## PROBLEM
Output each entry that follows exactly. Images stay out.

## Dataset entries
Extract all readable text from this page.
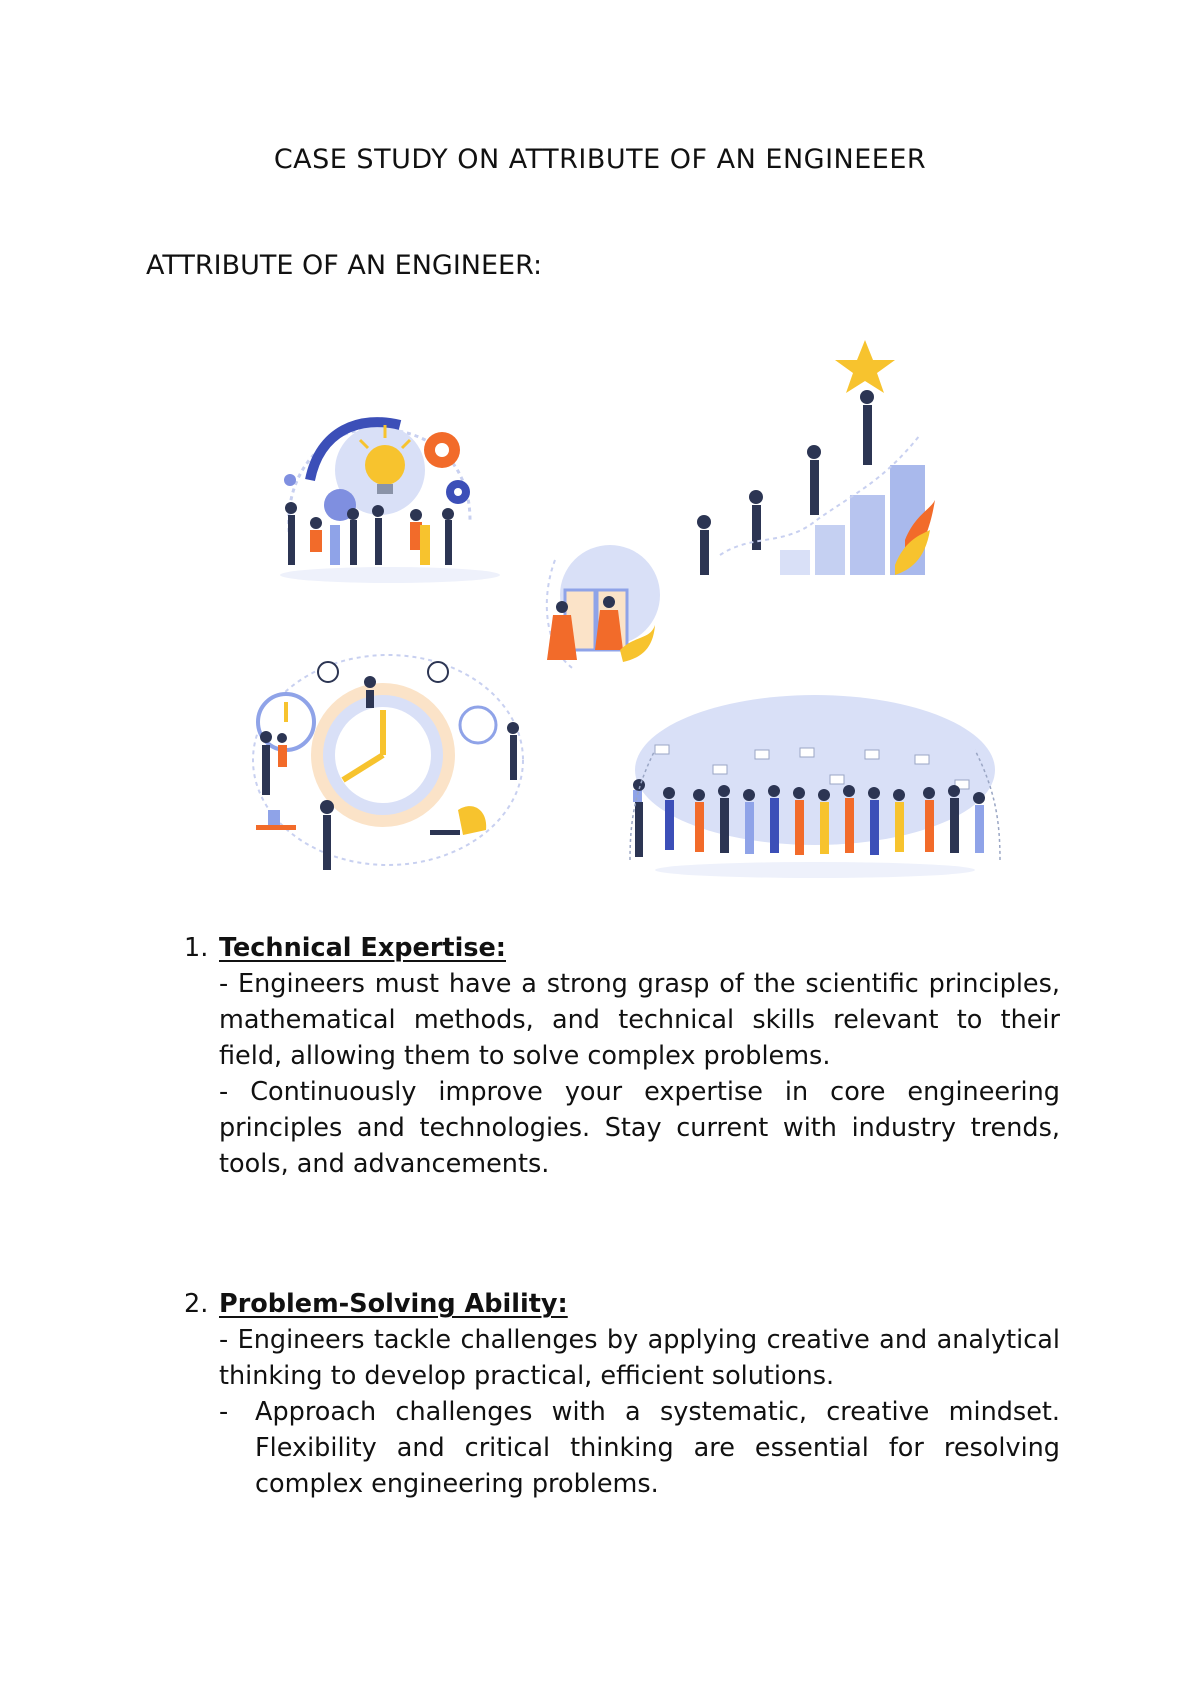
CASE STUDY ON ATTRIBUTE OF AN ENGINEEER
ATTRIBUTE OF AN ENGINEER:
1. Technical Expertise:
- Engineers must have a strong grasp of the scientific principles, mathematical methods, and technical skills relevant to their field, allowing them to solve complex problems.
- Continuously improve your expertise in core engineering principles and technologies. Stay current with industry trends, tools, and advancements.
2. Problem-Solving Ability:
- Engineers tackle challenges by applying creative and analytical thinking to develop practical, efficient solutions.
-	Approach challenges with a systematic, creative mindset. Flexibility and critical thinking are essential for resolving complex engineering problems.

## SOLUTION FOR THIS EXERCISE
Extract all readable text from this page.
CASE STUDY ON ATTRIBUTE OF AN ENGINEEER
ATTRIBUTE OF AN ENGINEER:
1. Technical Expertise:
- Engineers must have a strong grasp of the scientific principles, mathematical methods, and technical skills relevant to their field, allowing them to solve complex problems.
- Continuously improve your expertise in core engineering principles and technologies. Stay current with industry trends, tools, and advancements.
2. Problem-Solving Ability:
- Engineers tackle challenges by applying creative and analytical thinking to develop practical, efficient solutions.
-	Approach challenges with a systematic, creative mindset. Flexibility and critical thinking are essential for resolving complex engineering problems.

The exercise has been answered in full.